## Aim
Each record below is to be reproduced without any change.

## Exercise input

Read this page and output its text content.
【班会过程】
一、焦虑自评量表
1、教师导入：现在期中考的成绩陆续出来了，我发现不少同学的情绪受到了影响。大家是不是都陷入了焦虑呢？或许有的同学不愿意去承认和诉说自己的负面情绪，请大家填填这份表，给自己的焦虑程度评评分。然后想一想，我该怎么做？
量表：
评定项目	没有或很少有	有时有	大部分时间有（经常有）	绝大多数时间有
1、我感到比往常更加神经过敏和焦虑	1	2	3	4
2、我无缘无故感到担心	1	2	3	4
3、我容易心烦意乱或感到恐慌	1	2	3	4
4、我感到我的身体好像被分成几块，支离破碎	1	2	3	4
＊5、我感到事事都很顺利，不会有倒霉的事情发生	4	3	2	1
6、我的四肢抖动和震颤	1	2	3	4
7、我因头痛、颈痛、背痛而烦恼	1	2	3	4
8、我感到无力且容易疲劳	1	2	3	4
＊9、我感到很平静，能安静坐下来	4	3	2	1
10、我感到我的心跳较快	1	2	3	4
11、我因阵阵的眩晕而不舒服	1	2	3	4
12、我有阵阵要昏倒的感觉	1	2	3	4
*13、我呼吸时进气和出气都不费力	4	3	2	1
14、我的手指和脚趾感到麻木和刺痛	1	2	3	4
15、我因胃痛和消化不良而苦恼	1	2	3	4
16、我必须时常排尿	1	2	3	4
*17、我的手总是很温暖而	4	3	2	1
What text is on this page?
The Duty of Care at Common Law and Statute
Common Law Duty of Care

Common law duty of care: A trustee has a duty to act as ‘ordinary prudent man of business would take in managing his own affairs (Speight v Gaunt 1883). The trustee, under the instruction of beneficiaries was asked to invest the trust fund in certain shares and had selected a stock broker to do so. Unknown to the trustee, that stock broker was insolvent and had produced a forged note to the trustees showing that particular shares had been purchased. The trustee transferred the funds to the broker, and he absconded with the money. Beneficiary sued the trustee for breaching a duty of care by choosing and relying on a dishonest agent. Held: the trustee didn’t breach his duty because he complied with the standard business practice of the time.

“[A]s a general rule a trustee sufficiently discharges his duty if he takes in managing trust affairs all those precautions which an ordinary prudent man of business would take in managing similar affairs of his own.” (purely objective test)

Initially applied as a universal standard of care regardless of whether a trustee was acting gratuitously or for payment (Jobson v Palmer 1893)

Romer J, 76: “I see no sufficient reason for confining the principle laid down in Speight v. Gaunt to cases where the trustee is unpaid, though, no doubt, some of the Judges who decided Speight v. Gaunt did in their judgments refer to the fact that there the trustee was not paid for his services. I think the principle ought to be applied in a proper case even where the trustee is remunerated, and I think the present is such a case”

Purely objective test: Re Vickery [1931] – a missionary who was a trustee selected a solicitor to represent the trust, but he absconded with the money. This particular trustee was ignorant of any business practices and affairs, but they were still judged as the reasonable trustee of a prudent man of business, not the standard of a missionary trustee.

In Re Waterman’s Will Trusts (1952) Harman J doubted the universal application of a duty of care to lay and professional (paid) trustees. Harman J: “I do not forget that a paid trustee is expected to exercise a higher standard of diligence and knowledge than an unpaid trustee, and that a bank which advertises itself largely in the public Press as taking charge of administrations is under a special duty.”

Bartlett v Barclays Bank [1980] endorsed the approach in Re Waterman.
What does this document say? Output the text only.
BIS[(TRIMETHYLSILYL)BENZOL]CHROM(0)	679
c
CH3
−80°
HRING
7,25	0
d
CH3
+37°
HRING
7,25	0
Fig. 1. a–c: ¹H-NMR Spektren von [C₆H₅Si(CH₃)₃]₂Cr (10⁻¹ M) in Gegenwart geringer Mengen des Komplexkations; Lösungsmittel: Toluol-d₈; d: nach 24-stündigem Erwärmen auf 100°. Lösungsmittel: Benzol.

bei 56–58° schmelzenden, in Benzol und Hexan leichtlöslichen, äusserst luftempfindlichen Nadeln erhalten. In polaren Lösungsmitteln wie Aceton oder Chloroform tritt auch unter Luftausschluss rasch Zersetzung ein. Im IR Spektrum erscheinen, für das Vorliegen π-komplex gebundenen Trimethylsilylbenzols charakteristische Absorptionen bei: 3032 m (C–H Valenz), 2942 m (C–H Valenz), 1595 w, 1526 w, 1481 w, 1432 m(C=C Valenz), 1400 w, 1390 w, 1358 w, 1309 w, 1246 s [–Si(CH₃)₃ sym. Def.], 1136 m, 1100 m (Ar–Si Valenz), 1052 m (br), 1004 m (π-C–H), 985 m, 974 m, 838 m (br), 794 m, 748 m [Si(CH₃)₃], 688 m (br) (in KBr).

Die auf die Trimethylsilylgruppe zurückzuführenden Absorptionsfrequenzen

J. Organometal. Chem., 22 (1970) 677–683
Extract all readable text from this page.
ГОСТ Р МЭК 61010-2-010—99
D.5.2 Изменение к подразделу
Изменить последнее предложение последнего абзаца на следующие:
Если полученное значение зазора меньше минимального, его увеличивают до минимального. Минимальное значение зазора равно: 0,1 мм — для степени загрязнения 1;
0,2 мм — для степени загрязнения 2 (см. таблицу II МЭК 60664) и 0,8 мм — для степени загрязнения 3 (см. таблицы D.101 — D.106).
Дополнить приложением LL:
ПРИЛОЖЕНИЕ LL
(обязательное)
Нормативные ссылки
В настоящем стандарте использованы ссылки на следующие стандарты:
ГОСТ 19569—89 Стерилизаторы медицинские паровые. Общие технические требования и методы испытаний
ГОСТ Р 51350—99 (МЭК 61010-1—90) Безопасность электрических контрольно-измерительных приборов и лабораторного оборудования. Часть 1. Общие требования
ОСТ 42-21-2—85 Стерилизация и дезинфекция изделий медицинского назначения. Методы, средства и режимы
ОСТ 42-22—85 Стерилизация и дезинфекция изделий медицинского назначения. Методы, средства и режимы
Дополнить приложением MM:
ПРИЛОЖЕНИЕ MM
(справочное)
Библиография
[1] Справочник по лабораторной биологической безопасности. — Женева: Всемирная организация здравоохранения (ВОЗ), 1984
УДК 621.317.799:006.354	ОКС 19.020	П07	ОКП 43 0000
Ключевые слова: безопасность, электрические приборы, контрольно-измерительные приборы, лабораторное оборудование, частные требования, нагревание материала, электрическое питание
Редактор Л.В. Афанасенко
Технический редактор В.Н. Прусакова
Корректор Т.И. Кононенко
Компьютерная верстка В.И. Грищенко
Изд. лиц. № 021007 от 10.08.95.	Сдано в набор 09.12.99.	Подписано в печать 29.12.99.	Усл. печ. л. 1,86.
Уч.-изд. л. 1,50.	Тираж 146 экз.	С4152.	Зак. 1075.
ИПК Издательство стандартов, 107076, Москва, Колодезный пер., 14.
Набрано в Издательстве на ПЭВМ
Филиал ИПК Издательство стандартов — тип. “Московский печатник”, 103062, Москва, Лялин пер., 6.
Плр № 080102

## Correct result
Read this page and output its text content.
【班会过程】
一、焦虑自评量表
1、教师导入：现在期中考的成绩陆续出来了，我发现不少同学的情绪受到了影响。大家是不是都陷入了焦虑呢？或许有的同学不愿意去承认和诉说自己的负面情绪，请大家填填这份表，给自己的焦虑程度评评分。然后想一想，我该怎么做？
量表：
评定项目	没有或很少有	有时有	大部分时间有（经常有）	绝大多数时间有
1、我感到比往常更加神经过敏和焦虑	1	2	3	4
2、我无缘无故感到担心	1	2	3	4
3、我容易心烦意乱或感到恐慌	1	2	3	4
4、我感到我的身体好像被分成几块，支离破碎	1	2	3	4
＊5、我感到事事都很顺利，不会有倒霉的事情发生	4	3	2	1
6、我的四肢抖动和震颤	1	2	3	4
7、我因头痛、颈痛、背痛而烦恼	1	2	3	4
8、我感到无力且容易疲劳	1	2	3	4
＊9、我感到很平静，能安静坐下来	4	3	2	1
10、我感到我的心跳较快	1	2	3	4
11、我因阵阵的眩晕而不舒服	1	2	3	4
12、我有阵阵要昏倒的感觉	1	2	3	4
*13、我呼吸时进气和出气都不费力	4	3	2	1
14、我的手指和脚趾感到麻木和刺痛	1	2	3	4
15、我因胃痛和消化不良而苦恼	1	2	3	4
16、我必须时常排尿	1	2	3	4
*17、我的手总是很温暖而	4	3	2	1
What text is on this page?
The Duty of Care at Common Law and Statute
Common Law Duty of Care

Common law duty of care: A trustee has a duty to act as ‘ordinary prudent man of business would take in managing his own affairs (Speight v Gaunt 1883). The trustee, under the instruction of beneficiaries was asked to invest the trust fund in certain shares and had selected a stock broker to do so. Unknown to the trustee, that stock broker was insolvent and had produced a forged note to the trustees showing that particular shares had been purchased. The trustee transferred the funds to the broker, and he absconded with the money. Beneficiary sued the trustee for breaching a duty of care by choosing and relying on a dishonest agent. Held: the trustee didn’t breach his duty because he complied with the standard business practice of the time.

“[A]s a general rule a trustee sufficiently discharges his duty if he takes in managing trust affairs all those precautions which an ordinary prudent man of business would take in managing similar affairs of his own.” (purely objective test)

Initially applied as a universal standard of care regardless of whether a trustee was acting gratuitously or for payment (Jobson v Palmer 1893)

Romer J, 76: “I see no sufficient reason for confining the principle laid down in Speight v. Gaunt to cases where the trustee is unpaid, though, no doubt, some of the Judges who decided Speight v. Gaunt did in their judgments refer to the fact that there the trustee was not paid for his services. I think the principle ought to be applied in a proper case even where the trustee is remunerated, and I think the present is such a case”

Purely objective test: Re Vickery [1931] – a missionary who was a trustee selected a solicitor to represent the trust, but he absconded with the money. This particular trustee was ignorant of any business practices and affairs, but they were still judged as the reasonable trustee of a prudent man of business, not the standard of a missionary trustee.

In Re Waterman’s Will Trusts (1952) Harman J doubted the universal application of a duty of care to lay and professional (paid) trustees. Harman J: “I do not forget that a paid trustee is expected to exercise a higher standard of diligence and knowledge than an unpaid trustee, and that a bank which advertises itself largely in the public Press as taking charge of administrations is under a special duty.”

Bartlett v Barclays Bank [1980] endorsed the approach in Re Waterman.
What does this document say? Output the text only.
BIS[(TRIMETHYLSILYL)BENZOL]CHROM(0)	679
c
CH3
−80°
HRING
7,25	0
d
CH3
+37°
HRING
7,25	0
Fig. 1. a–c: ¹H-NMR Spektren von [C₆H₅Si(CH₃)₃]₂Cr (10⁻¹ M) in Gegenwart geringer Mengen des Komplexkations; Lösungsmittel: Toluol-d₈; d: nach 24-stündigem Erwärmen auf 100°. Lösungsmittel: Benzol.

bei 56–58° schmelzenden, in Benzol und Hexan leichtlöslichen, äusserst luftempfindlichen Nadeln erhalten. In polaren Lösungsmitteln wie Aceton oder Chloroform tritt auch unter Luftausschluss rasch Zersetzung ein. Im IR Spektrum erscheinen, für das Vorliegen π-komplex gebundenen Trimethylsilylbenzols charakteristische Absorptionen bei: 3032 m (C–H Valenz), 2942 m (C–H Valenz), 1595 w, 1526 w, 1481 w, 1432 m(C=C Valenz), 1400 w, 1390 w, 1358 w, 1309 w, 1246 s [–Si(CH₃)₃ sym. Def.], 1136 m, 1100 m (Ar–Si Valenz), 1052 m (br), 1004 m (π-C–H), 985 m, 974 m, 838 m (br), 794 m, 748 m [Si(CH₃)₃], 688 m (br) (in KBr).

Die auf die Trimethylsilylgruppe zurückzuführenden Absorptionsfrequenzen

J. Organometal. Chem., 22 (1970) 677–683
Extract all readable text from this page.
ГОСТ Р МЭК 61010-2-010—99
D.5.2 Изменение к подразделу
Изменить последнее предложение последнего абзаца на следующие:
Если полученное значение зазора меньше минимального, его увеличивают до минимального. Минимальное значение зазора равно: 0,1 мм — для степени загрязнения 1;
0,2 мм — для степени загрязнения 2 (см. таблицу II МЭК 60664) и 0,8 мм — для степени загрязнения 3 (см. таблицы D.101 — D.106).
Дополнить приложением LL:
ПРИЛОЖЕНИЕ LL
(обязательное)
Нормативные ссылки
В настоящем стандарте использованы ссылки на следующие стандарты:
ГОСТ 19569—89 Стерилизаторы медицинские паровые. Общие технические требования и методы испытаний
ГОСТ Р 51350—99 (МЭК 61010-1—90) Безопасность электрических контрольно-измерительных приборов и лабораторного оборудования. Часть 1. Общие требования
ОСТ 42-21-2—85 Стерилизация и дезинфекция изделий медицинского назначения. Методы, средства и режимы
ОСТ 42-22—85 Стерилизация и дезинфекция изделий медицинского назначения. Методы, средства и режимы
Дополнить приложением MM:
ПРИЛОЖЕНИЕ MM
(справочное)
Библиография
[1] Справочник по лабораторной биологической безопасности. — Женева: Всемирная организация здравоохранения (ВОЗ), 1984
УДК 621.317.799:006.354	ОКС 19.020	П07	ОКП 43 0000
Ключевые слова: безопасность, электрические приборы, контрольно-измерительные приборы, лабораторное оборудование, частные требования, нагревание материала, электрическое питание
Редактор Л.В. Афанасенко
Технический редактор В.Н. Прусакова
Корректор Т.И. Кононенко
Компьютерная верстка В.И. Грищенко
Изд. лиц. № 021007 от 10.08.95.	Сдано в набор 09.12.99.	Подписано в печать 29.12.99.	Усл. печ. л. 1,86.
Уч.-изд. л. 1,50.	Тираж 146 экз.	С4152.	Зак. 1075.
ИПК Издательство стандартов, 107076, Москва, Колодезный пер., 14.
Набрано в Издательстве на ПЭВМ
Филиал ИПК Издательство стандартов — тип. “Московский печатник”, 103062, Москва, Лялин пер., 6.
Плр № 080102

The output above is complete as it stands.